* **Stated goal**: Each entry below is to be duplicated verbatim.

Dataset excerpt
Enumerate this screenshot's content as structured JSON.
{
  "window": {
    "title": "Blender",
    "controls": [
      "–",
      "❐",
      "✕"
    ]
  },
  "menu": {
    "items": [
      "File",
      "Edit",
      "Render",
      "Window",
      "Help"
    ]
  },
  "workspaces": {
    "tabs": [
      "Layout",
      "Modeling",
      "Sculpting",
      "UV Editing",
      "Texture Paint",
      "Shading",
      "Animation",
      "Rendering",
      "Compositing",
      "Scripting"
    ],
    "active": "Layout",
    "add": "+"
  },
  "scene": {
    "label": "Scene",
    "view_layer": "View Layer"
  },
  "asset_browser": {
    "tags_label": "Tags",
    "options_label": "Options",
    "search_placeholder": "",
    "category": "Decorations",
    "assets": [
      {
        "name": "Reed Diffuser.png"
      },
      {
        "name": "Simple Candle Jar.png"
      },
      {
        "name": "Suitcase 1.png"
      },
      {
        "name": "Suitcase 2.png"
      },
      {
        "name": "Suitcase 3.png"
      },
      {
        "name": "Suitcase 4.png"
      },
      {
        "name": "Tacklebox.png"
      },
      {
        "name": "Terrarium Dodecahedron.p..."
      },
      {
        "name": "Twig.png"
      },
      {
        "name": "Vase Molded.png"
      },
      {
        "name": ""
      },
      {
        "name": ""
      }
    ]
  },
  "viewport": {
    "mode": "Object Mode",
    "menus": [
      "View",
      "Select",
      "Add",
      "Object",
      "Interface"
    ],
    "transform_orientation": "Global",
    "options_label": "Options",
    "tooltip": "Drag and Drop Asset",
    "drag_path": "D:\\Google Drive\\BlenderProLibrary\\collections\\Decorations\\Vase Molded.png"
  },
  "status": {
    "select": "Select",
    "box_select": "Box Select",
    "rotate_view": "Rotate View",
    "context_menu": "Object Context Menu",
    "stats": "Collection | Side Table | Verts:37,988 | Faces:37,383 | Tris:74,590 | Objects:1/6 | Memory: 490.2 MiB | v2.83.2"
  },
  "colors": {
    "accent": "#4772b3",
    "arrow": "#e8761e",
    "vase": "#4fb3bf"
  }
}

* **Task response**:
Enumerate this screenshot's content as structured JSON.
{
  "window": {
    "title": "Blender",
    "controls": [
      "–",
      "❐",
      "✕"
    ]
  },
  "menu": {
    "items": [
      "File",
      "Edit",
      "Render",
      "Window",
      "Help"
    ]
  },
  "workspaces": {
    "tabs": [
      "Layout",
      "Modeling",
      "Sculpting",
      "UV Editing",
      "Texture Paint",
      "Shading",
      "Animation",
      "Rendering",
      "Compositing",
      "Scripting"
    ],
    "active": "Layout",
    "add": "+"
  },
  "scene": {
    "label": "Scene",
    "view_layer": "View Layer"
  },
  "asset_browser": {
    "tags_label": "Tags",
    "options_label": "Options",
    "search_placeholder": "",
    "category": "Decorations",
    "assets": [
      {
        "name": "Reed Diffuser.png"
      },
      {
        "name": "Simple Candle Jar.png"
      },
      {
        "name": "Suitcase 1.png"
      },
      {
        "name": "Suitcase 2.png"
      },
      {
        "name": "Suitcase 3.png"
      },
      {
        "name": "Suitcase 4.png"
      },
      {
        "name": "Tacklebox.png"
      },
      {
        "name": "Terrarium Dodecahedron.p..."
      },
      {
        "name": "Twig.png"
      },
      {
        "name": "Vase Molded.png"
      },
      {
        "name": ""
      },
      {
        "name": ""
      }
    ]
  },
  "viewport": {
    "mode": "Object Mode",
    "menus": [
      "View",
      "Select",
      "Add",
      "Object",
      "Interface"
    ],
    "transform_orientation": "Global",
    "options_label": "Options",
    "tooltip": "Drag and Drop Asset",
    "drag_path": "D:\\Google Drive\\BlenderProLibrary\\collections\\Decorations\\Vase Molded.png"
  },
  "status": {
    "select": "Select",
    "box_select": "Box Select",
    "rotate_view": "Rotate View",
    "context_menu": "Object Context Menu",
    "stats": "Collection | Side Table | Verts:37,988 | Faces:37,383 | Tris:74,590 | Objects:1/6 | Memory: 490.2 MiB | v2.83.2"
  },
  "colors": {
    "accent": "#4772b3",
    "arrow": "#e8761e",
    "vase": "#4fb3bf"
  }
}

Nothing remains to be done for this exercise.